TO DO:
Your task is to copy the listing exactly. Drop any pictures from the copy.

[Raw records]

########################################

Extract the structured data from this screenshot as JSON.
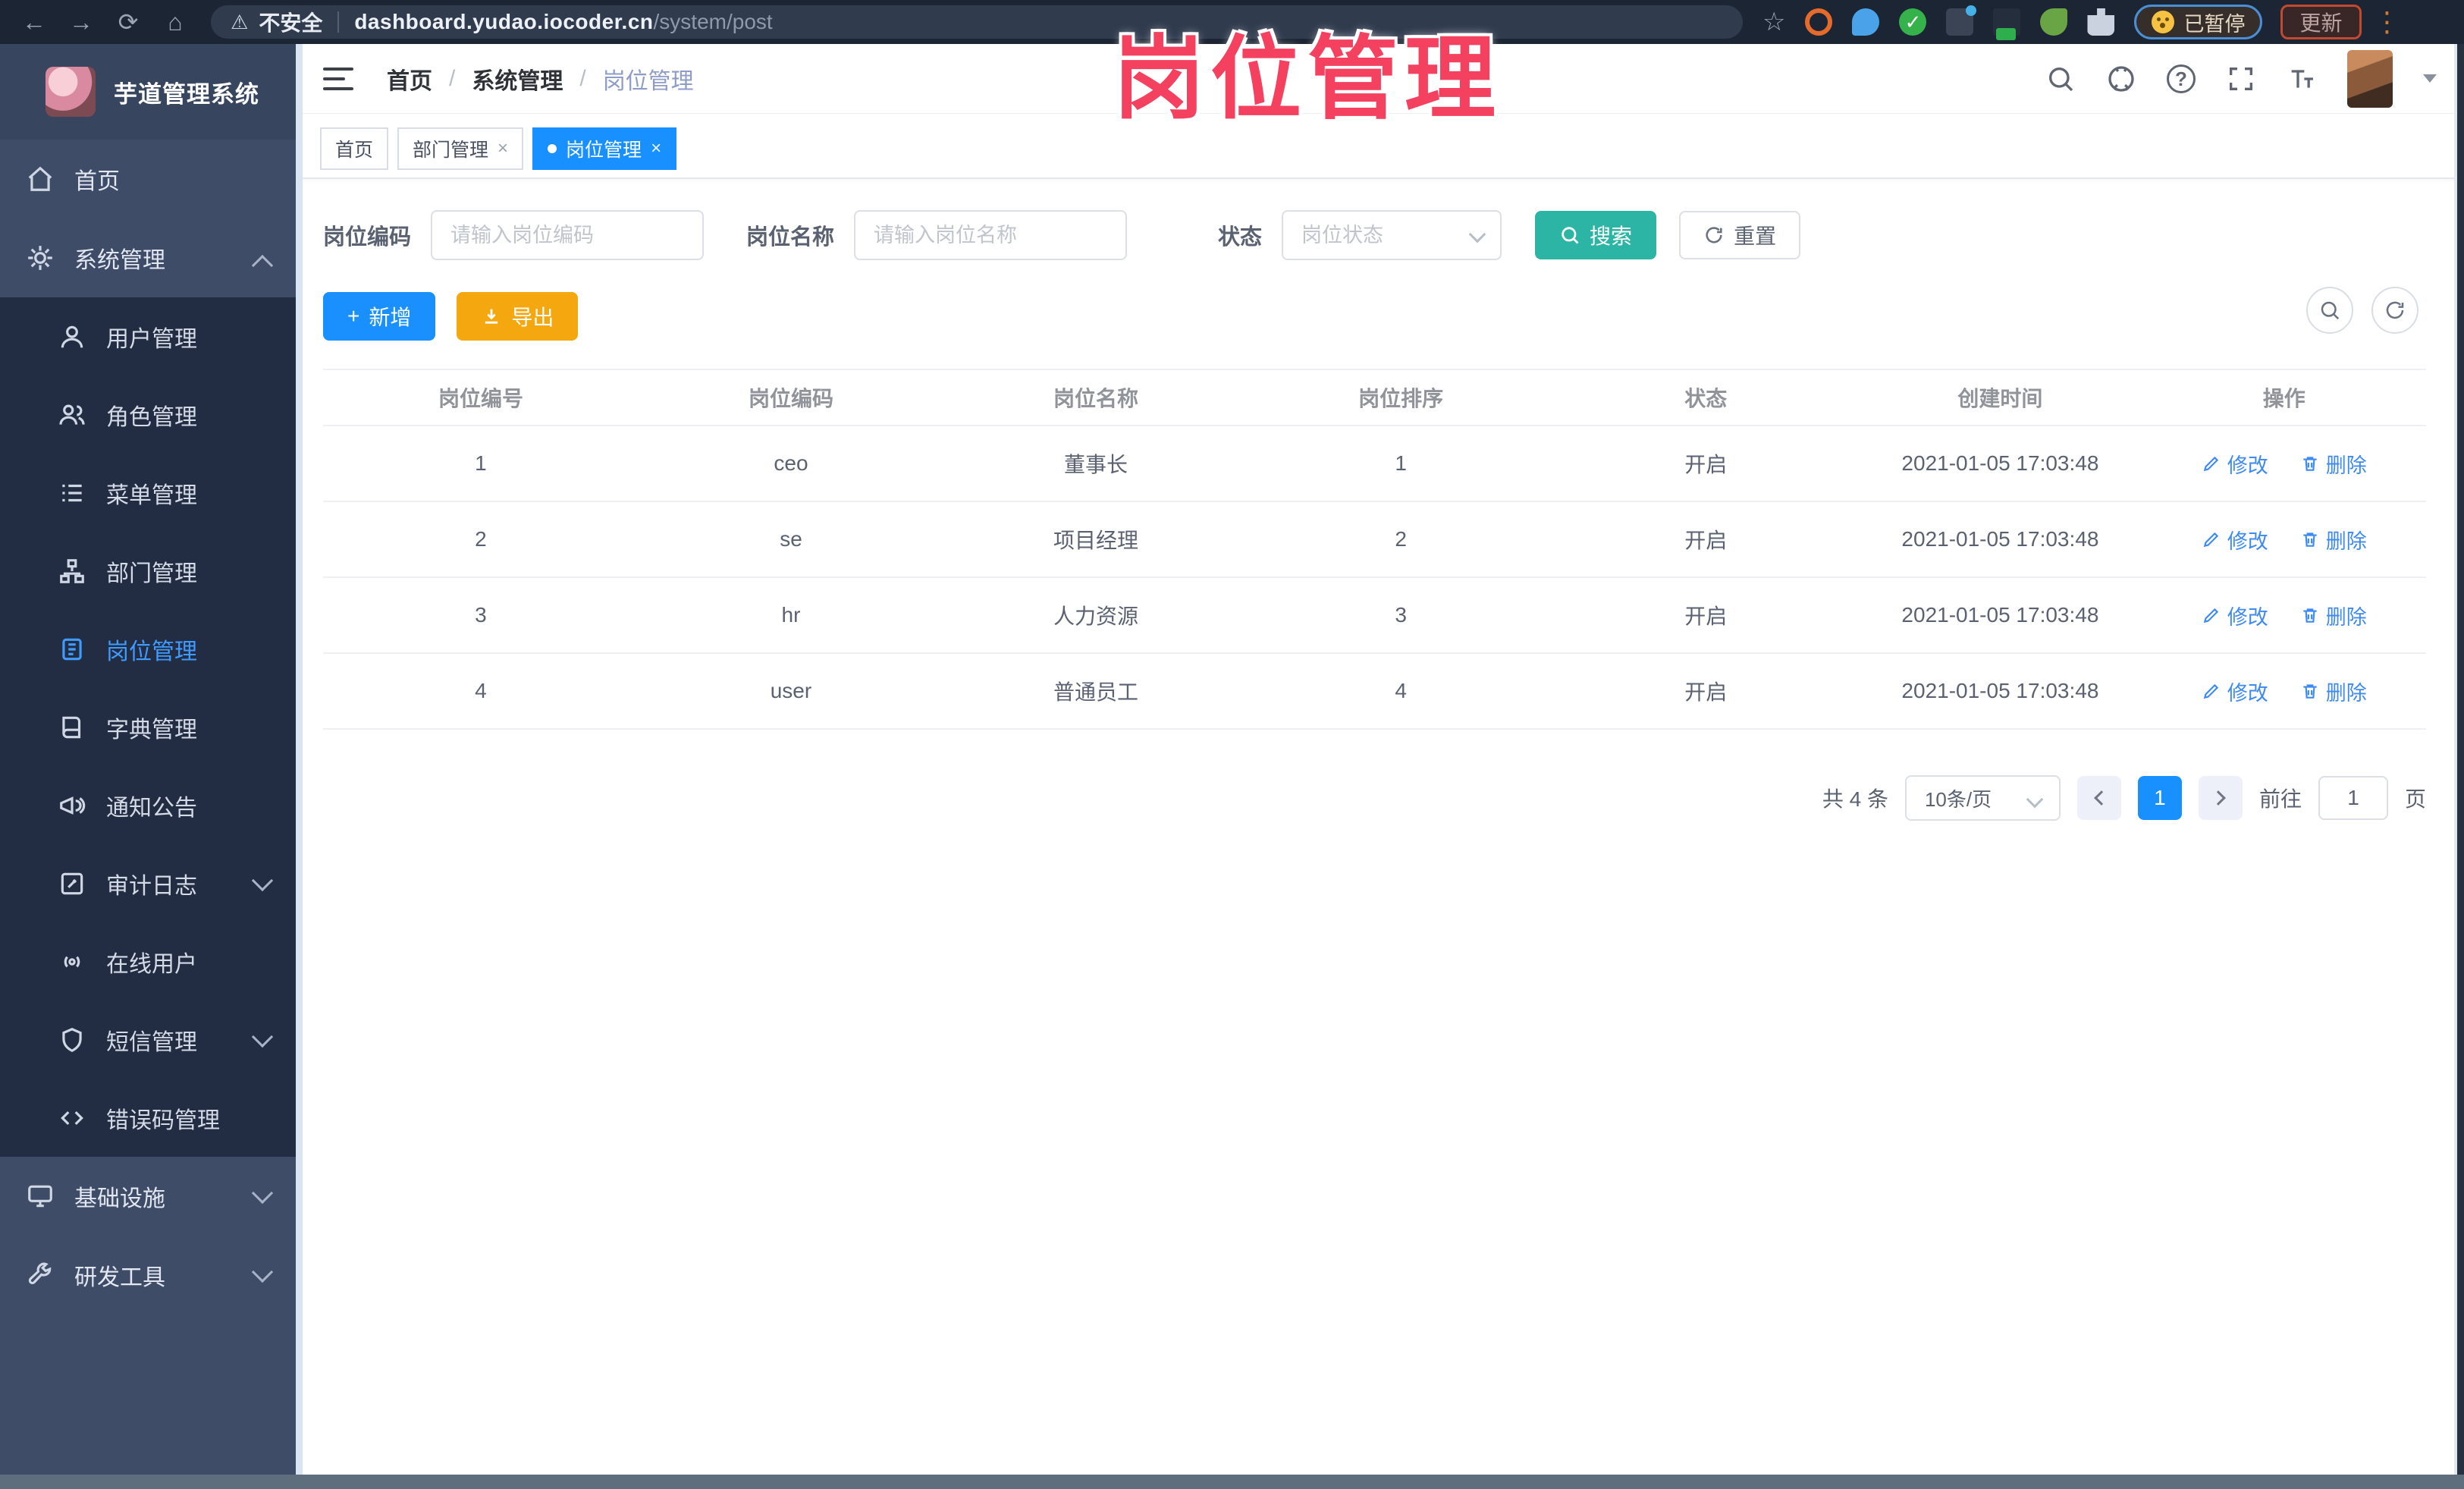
{
  "browser": {
    "security_label": "不安全",
    "url_host": "dashboard.yudao.iocoder.cn",
    "url_path": "/system/post",
    "paused_label": "已暂停",
    "update_label": "更新"
  },
  "glyphs": {
    "back": "←",
    "forward": "→",
    "reload": "⟳",
    "home": "⌂",
    "warning": "⚠",
    "star": "☆",
    "kebab": "⋮",
    "check": "✓",
    "close": "×",
    "plus": "+",
    "slash": "/",
    "question": "?"
  },
  "watermark": "岗位管理",
  "sidebar": {
    "app_title": "芋道管理系统",
    "root_home": "首页",
    "root_system": "系统管理",
    "sub_items": [
      "用户管理",
      "角色管理",
      "菜单管理",
      "部门管理",
      "岗位管理",
      "字典管理",
      "通知公告",
      "审计日志",
      "在线用户",
      "短信管理",
      "错误码管理"
    ],
    "root_infra": "基础设施",
    "root_dev": "研发工具"
  },
  "breadcrumb": [
    "首页",
    "系统管理",
    "岗位管理"
  ],
  "tabs": [
    {
      "label": "首页"
    },
    {
      "label": "部门管理"
    },
    {
      "label": "岗位管理"
    }
  ],
  "filters": {
    "fields": [
      {
        "label": "岗位编码",
        "placeholder": "请输入岗位编码"
      },
      {
        "label": "岗位名称",
        "placeholder": "请输入岗位名称"
      },
      {
        "label": "状态",
        "placeholder": "岗位状态"
      }
    ],
    "search_label": "搜索",
    "reset_label": "重置"
  },
  "toolbar": {
    "add_label": "新增",
    "export_label": "导出"
  },
  "table": {
    "columns": [
      "岗位编号",
      "岗位编码",
      "岗位名称",
      "岗位排序",
      "状态",
      "创建时间",
      "操作"
    ],
    "op_edit": "修改",
    "op_delete": "删除",
    "rows": [
      {
        "id": "1",
        "code": "ceo",
        "name": "董事长",
        "sort": "1",
        "status": "开启",
        "created": "2021-01-05 17:03:48"
      },
      {
        "id": "2",
        "code": "se",
        "name": "项目经理",
        "sort": "2",
        "status": "开启",
        "created": "2021-01-05 17:03:48"
      },
      {
        "id": "3",
        "code": "hr",
        "name": "人力资源",
        "sort": "3",
        "status": "开启",
        "created": "2021-01-05 17:03:48"
      },
      {
        "id": "4",
        "code": "user",
        "name": "普通员工",
        "sort": "4",
        "status": "开启",
        "created": "2021-01-05 17:03:48"
      }
    ]
  },
  "pagination": {
    "total": "共 4 条",
    "page_size": "10条/页",
    "current": "1",
    "goto_label": "前往",
    "goto_value": "1",
    "page_unit": "页"
  },
  "colors": {
    "accent_blue": "#1890ff",
    "search_teal": "#2cb5a5",
    "export_orange": "#f5a70f",
    "watermark_pink": "#f4415f",
    "sidebar_bg": "#3e4c68",
    "submenu_bg": "#222d43"
  }
}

########################################

ANSWER FOR THE TASK:
Extract the structured data from this screenshot as JSON.
{
  "browser": {
    "security_label": "不安全",
    "url_host": "dashboard.yudao.iocoder.cn",
    "url_path": "/system/post",
    "paused_label": "已暂停",
    "update_label": "更新"
  },
  "glyphs": {
    "back": "←",
    "forward": "→",
    "reload": "⟳",
    "home": "⌂",
    "warning": "⚠",
    "star": "☆",
    "kebab": "⋮",
    "check": "✓",
    "close": "×",
    "plus": "+",
    "slash": "/",
    "question": "?"
  },
  "watermark": "岗位管理",
  "sidebar": {
    "app_title": "芋道管理系统",
    "root_home": "首页",
    "root_system": "系统管理",
    "sub_items": [
      "用户管理",
      "角色管理",
      "菜单管理",
      "部门管理",
      "岗位管理",
      "字典管理",
      "通知公告",
      "审计日志",
      "在线用户",
      "短信管理",
      "错误码管理"
    ],
    "root_infra": "基础设施",
    "root_dev": "研发工具"
  },
  "breadcrumb": [
    "首页",
    "系统管理",
    "岗位管理"
  ],
  "tabs": [
    {
      "label": "首页"
    },
    {
      "label": "部门管理"
    },
    {
      "label": "岗位管理"
    }
  ],
  "filters": {
    "fields": [
      {
        "label": "岗位编码",
        "placeholder": "请输入岗位编码"
      },
      {
        "label": "岗位名称",
        "placeholder": "请输入岗位名称"
      },
      {
        "label": "状态",
        "placeholder": "岗位状态"
      }
    ],
    "search_label": "搜索",
    "reset_label": "重置"
  },
  "toolbar": {
    "add_label": "新增",
    "export_label": "导出"
  },
  "table": {
    "columns": [
      "岗位编号",
      "岗位编码",
      "岗位名称",
      "岗位排序",
      "状态",
      "创建时间",
      "操作"
    ],
    "op_edit": "修改",
    "op_delete": "删除",
    "rows": [
      {
        "id": "1",
        "code": "ceo",
        "name": "董事长",
        "sort": "1",
        "status": "开启",
        "created": "2021-01-05 17:03:48"
      },
      {
        "id": "2",
        "code": "se",
        "name": "项目经理",
        "sort": "2",
        "status": "开启",
        "created": "2021-01-05 17:03:48"
      },
      {
        "id": "3",
        "code": "hr",
        "name": "人力资源",
        "sort": "3",
        "status": "开启",
        "created": "2021-01-05 17:03:48"
      },
      {
        "id": "4",
        "code": "user",
        "name": "普通员工",
        "sort": "4",
        "status": "开启",
        "created": "2021-01-05 17:03:48"
      }
    ]
  },
  "pagination": {
    "total": "共 4 条",
    "page_size": "10条/页",
    "current": "1",
    "goto_label": "前往",
    "goto_value": "1",
    "page_unit": "页"
  },
  "colors": {
    "accent_blue": "#1890ff",
    "search_teal": "#2cb5a5",
    "export_orange": "#f5a70f",
    "watermark_pink": "#f4415f",
    "sidebar_bg": "#3e4c68",
    "submenu_bg": "#222d43"
  }
}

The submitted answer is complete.